■ Aim: Copy all lines holding the word "Interval" from the entries.

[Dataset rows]
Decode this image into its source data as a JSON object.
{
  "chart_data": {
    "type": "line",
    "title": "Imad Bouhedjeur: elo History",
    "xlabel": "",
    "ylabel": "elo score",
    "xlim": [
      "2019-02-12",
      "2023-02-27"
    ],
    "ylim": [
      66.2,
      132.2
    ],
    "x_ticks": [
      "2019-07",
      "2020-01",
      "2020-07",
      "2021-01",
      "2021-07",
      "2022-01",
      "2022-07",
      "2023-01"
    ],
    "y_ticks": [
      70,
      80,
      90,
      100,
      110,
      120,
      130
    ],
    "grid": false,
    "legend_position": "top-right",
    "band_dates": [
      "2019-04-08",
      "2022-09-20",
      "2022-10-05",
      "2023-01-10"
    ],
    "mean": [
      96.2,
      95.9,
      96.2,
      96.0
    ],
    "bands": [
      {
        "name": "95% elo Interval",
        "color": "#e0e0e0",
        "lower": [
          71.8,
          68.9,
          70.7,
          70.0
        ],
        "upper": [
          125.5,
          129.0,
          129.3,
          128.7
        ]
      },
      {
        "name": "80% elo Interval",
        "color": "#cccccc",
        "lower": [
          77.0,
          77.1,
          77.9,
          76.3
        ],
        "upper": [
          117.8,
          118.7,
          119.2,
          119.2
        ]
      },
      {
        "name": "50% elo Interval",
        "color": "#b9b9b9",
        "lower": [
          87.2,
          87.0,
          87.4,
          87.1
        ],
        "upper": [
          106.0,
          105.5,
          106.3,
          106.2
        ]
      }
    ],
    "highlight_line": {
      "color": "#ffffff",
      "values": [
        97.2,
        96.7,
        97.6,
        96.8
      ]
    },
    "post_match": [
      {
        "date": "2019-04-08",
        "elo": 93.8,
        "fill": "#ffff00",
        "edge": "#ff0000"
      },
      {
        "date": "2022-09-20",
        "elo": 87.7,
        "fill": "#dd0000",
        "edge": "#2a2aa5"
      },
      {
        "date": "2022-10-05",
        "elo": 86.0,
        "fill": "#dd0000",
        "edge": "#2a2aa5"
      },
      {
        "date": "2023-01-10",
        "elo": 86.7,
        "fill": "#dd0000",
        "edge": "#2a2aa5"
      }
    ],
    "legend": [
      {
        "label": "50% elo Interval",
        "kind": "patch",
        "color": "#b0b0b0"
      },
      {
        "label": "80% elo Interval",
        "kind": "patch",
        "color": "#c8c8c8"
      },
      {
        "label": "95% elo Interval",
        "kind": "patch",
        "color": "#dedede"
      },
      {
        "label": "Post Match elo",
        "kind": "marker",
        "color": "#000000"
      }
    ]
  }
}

■ Task result:
        "name": "95% elo Interval",
        "name": "80% elo Interval",
        "name": "50% elo Interval",
        "label": "50% elo Interval",
        "label": "80% elo Interval",
        "label": "95% elo Interval",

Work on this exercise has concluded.